### [Given task]
Scan the listing below and copy every line holding "الأقوى".

### [Records shown]
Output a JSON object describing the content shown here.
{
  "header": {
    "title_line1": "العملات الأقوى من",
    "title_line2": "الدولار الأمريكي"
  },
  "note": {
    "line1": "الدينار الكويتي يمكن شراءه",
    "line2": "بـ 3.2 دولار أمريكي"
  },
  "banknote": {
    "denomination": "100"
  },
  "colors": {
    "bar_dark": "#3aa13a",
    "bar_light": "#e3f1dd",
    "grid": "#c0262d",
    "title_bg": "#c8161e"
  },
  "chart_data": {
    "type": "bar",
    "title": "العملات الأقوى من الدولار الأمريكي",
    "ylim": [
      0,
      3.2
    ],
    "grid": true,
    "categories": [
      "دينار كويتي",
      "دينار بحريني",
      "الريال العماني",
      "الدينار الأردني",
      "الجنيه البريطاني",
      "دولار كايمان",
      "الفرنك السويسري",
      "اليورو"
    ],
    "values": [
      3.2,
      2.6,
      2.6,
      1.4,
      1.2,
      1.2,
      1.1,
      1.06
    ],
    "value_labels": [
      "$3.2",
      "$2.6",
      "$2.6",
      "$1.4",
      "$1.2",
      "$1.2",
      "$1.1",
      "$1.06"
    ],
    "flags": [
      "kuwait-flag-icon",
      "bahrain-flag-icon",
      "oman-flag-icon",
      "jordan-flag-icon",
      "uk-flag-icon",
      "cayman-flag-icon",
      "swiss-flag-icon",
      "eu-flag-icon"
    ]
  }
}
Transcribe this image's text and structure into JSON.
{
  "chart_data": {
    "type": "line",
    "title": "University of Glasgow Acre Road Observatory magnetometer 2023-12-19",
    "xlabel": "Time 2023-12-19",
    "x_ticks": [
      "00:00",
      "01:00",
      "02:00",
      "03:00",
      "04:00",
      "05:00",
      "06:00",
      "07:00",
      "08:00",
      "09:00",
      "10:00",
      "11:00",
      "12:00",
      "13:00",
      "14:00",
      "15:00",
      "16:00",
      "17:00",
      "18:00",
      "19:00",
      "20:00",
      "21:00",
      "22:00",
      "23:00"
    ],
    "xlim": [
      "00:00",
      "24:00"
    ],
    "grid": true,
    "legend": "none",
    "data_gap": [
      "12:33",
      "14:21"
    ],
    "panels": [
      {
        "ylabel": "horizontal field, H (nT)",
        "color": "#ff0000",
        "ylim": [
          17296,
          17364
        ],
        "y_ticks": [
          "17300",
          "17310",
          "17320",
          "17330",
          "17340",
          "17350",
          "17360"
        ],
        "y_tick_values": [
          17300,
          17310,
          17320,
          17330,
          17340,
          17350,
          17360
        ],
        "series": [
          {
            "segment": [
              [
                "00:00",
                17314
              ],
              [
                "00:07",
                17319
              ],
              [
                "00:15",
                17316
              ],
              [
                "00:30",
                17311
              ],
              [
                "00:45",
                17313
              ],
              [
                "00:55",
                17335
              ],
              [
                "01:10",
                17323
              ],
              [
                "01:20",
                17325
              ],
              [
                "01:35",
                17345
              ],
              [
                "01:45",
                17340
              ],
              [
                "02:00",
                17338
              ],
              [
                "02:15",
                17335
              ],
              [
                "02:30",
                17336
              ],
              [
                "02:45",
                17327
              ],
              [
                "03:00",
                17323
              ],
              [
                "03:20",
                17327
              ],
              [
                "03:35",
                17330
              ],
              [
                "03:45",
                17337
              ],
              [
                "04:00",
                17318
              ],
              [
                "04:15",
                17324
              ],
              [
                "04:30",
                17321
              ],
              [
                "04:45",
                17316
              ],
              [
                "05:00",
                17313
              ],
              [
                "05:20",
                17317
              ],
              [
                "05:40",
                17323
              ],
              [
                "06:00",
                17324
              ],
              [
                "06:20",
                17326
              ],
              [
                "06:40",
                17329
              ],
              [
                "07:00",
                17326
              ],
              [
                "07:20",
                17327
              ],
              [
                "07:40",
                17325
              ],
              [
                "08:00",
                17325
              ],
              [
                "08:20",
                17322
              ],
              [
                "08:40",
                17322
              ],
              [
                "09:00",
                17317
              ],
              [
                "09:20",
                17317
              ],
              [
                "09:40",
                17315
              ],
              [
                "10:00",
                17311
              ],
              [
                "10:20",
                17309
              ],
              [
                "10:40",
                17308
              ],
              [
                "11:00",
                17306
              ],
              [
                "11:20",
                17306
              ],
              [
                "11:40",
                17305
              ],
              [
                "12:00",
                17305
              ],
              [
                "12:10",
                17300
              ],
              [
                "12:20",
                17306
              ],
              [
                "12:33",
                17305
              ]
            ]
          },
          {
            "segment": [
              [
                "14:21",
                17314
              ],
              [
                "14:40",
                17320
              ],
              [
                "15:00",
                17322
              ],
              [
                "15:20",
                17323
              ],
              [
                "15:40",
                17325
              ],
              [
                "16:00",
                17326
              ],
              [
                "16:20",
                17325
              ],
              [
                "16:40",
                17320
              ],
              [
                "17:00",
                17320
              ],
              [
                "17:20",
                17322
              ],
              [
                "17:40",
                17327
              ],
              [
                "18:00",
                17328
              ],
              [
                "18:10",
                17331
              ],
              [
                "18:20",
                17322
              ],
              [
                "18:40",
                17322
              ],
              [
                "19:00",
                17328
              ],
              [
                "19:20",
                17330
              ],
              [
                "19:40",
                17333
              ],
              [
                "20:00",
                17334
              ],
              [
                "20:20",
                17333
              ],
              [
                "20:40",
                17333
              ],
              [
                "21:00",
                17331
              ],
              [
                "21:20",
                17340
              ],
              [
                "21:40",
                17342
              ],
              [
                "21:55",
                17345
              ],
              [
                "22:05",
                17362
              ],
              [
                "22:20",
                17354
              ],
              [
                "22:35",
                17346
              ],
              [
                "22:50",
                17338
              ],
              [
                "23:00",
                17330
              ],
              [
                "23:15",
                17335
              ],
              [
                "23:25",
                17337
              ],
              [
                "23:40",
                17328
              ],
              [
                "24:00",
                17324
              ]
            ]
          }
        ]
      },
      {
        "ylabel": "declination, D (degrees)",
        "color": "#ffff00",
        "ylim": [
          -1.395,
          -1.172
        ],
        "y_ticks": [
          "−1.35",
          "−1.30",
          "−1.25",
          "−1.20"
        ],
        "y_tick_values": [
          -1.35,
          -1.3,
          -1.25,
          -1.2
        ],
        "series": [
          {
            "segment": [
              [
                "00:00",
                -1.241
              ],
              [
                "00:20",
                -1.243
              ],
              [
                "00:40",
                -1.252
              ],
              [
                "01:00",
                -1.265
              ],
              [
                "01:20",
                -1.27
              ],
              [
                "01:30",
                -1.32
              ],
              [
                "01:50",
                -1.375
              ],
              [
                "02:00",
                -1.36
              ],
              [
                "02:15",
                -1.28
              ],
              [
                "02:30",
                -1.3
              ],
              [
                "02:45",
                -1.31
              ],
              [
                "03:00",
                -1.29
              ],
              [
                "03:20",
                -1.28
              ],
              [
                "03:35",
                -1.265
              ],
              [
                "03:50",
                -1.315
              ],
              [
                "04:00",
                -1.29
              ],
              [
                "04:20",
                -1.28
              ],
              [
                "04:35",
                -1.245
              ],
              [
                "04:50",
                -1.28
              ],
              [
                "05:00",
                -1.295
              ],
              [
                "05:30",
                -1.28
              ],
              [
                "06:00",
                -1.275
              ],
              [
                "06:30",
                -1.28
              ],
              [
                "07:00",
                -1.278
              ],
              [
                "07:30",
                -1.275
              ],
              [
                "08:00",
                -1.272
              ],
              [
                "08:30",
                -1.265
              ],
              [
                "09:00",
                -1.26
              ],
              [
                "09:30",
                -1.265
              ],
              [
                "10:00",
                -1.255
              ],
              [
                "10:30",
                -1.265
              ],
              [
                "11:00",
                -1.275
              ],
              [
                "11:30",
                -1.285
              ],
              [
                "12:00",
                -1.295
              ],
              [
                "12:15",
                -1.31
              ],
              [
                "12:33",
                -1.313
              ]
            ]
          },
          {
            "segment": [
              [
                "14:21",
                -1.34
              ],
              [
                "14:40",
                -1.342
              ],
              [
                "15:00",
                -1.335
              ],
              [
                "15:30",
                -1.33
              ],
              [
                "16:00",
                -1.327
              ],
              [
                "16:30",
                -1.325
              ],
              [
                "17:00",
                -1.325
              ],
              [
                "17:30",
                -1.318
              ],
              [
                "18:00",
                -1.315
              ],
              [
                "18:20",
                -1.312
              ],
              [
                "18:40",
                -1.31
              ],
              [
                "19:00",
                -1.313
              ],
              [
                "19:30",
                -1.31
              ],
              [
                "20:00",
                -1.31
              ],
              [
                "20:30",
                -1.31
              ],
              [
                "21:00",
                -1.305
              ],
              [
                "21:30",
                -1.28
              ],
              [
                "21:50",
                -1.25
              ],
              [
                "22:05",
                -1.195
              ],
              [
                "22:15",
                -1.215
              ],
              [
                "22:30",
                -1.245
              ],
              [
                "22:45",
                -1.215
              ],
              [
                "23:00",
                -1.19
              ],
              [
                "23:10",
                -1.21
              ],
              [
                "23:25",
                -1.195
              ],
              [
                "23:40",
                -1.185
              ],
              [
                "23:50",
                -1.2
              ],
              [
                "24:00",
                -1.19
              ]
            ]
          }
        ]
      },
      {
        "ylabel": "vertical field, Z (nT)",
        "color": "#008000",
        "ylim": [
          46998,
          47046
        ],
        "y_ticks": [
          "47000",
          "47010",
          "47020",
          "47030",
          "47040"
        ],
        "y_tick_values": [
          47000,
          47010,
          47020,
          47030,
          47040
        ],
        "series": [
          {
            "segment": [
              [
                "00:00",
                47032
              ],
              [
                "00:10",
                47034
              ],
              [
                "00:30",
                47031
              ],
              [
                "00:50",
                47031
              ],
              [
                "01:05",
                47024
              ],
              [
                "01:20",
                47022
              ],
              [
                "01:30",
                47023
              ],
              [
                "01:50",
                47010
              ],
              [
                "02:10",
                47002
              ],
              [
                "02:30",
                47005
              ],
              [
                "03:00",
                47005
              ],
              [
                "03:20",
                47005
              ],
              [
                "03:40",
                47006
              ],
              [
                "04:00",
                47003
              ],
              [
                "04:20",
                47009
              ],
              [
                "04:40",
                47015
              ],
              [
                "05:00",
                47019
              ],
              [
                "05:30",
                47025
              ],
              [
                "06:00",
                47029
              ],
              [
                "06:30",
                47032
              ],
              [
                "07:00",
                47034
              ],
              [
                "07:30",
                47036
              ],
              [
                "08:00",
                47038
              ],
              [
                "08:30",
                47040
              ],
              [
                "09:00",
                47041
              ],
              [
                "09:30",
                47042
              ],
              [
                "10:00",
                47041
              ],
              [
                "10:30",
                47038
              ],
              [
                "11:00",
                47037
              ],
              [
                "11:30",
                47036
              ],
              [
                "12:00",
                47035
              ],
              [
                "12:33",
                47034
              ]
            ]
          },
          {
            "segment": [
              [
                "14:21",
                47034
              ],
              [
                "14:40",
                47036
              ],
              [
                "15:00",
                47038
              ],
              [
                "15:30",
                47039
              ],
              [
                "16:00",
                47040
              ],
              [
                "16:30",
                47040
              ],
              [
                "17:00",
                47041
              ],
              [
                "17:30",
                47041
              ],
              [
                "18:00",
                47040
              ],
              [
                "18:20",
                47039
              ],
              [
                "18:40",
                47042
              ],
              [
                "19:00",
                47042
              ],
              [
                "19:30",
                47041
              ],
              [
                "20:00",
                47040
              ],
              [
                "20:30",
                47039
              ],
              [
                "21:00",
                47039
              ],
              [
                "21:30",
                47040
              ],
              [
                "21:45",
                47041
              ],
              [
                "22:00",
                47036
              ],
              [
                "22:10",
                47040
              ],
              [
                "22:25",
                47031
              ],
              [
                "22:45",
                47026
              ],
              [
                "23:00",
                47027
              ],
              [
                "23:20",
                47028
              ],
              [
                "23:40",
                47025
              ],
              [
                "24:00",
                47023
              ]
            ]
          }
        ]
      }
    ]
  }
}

### [Answer for this exercise]
    "title_line1": "العملات الأقوى من",
    "title": "العملات الأقوى من الدولار الأمريكي",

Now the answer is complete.